_WHAT TO DO_
Find the lines holding the string "B款礼盒" in the data, then copy all of them.

※ ※ ※

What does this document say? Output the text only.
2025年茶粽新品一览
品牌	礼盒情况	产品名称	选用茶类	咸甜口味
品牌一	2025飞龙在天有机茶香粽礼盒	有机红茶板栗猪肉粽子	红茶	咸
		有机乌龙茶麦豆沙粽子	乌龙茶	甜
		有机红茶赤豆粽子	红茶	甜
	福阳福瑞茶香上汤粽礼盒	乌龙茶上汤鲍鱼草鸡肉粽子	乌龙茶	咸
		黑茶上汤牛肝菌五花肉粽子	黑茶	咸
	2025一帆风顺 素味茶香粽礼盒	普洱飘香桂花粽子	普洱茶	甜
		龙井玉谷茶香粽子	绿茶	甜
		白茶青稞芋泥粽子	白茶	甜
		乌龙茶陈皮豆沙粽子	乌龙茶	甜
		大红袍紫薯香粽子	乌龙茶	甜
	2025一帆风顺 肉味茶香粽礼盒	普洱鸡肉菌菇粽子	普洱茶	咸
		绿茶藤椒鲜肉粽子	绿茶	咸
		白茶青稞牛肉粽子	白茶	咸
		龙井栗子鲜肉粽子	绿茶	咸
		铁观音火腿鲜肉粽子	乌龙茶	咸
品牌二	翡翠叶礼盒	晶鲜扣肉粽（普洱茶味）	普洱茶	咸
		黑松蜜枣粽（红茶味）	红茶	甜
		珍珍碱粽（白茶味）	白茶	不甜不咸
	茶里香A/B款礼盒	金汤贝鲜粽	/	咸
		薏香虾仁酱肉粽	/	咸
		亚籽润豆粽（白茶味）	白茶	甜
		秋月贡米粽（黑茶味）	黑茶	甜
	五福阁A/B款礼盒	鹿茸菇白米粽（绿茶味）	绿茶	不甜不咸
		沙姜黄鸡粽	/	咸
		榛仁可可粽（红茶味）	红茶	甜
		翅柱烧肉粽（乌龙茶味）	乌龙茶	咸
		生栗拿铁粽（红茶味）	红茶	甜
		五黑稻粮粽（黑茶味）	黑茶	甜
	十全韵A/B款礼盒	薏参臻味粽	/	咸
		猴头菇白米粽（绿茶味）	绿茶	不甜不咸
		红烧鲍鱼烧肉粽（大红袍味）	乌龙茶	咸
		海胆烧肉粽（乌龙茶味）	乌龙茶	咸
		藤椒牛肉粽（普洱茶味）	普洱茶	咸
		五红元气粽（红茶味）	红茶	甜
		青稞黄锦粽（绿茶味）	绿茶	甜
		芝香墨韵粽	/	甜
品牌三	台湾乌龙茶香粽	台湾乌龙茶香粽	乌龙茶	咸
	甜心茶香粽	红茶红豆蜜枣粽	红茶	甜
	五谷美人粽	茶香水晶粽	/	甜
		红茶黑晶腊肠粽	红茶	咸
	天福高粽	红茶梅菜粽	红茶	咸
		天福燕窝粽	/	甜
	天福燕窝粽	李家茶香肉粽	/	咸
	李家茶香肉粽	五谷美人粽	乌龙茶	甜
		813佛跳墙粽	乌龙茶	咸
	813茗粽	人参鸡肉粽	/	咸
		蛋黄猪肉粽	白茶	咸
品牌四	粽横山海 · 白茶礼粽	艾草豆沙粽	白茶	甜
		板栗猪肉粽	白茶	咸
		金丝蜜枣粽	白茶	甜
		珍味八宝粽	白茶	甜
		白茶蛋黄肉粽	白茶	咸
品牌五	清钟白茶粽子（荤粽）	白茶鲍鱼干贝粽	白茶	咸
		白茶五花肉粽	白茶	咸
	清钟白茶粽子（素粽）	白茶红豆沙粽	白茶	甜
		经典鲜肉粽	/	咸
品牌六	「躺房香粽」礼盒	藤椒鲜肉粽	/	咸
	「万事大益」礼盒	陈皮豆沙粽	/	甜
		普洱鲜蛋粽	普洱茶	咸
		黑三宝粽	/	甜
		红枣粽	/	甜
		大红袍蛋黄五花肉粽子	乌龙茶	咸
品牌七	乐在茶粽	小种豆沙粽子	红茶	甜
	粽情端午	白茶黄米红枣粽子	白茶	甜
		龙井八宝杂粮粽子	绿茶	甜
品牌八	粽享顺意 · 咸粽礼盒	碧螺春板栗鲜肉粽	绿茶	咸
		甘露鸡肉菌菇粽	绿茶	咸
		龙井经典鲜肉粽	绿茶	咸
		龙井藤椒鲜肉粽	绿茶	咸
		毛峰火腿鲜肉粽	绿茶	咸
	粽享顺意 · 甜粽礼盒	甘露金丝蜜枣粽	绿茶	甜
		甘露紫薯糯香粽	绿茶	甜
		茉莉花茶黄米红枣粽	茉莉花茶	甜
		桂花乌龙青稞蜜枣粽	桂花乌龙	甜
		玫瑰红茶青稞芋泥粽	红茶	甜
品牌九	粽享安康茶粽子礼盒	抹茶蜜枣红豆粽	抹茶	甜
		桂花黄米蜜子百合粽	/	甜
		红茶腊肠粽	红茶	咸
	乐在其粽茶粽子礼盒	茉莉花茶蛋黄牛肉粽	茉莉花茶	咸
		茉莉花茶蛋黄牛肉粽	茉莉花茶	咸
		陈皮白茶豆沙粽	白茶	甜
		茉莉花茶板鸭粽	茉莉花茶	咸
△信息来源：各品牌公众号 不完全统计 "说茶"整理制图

※ ※ ※

_SOLUTION TO THE EXERCISE_
	茶里香A/B款礼盒	金汤贝鲜粽	/	咸
	五福阁A/B款礼盒	鹿茸菇白米粽（绿茶味）	绿茶	不甜不咸
	十全韵A/B款礼盒	薏参臻味粽	/	咸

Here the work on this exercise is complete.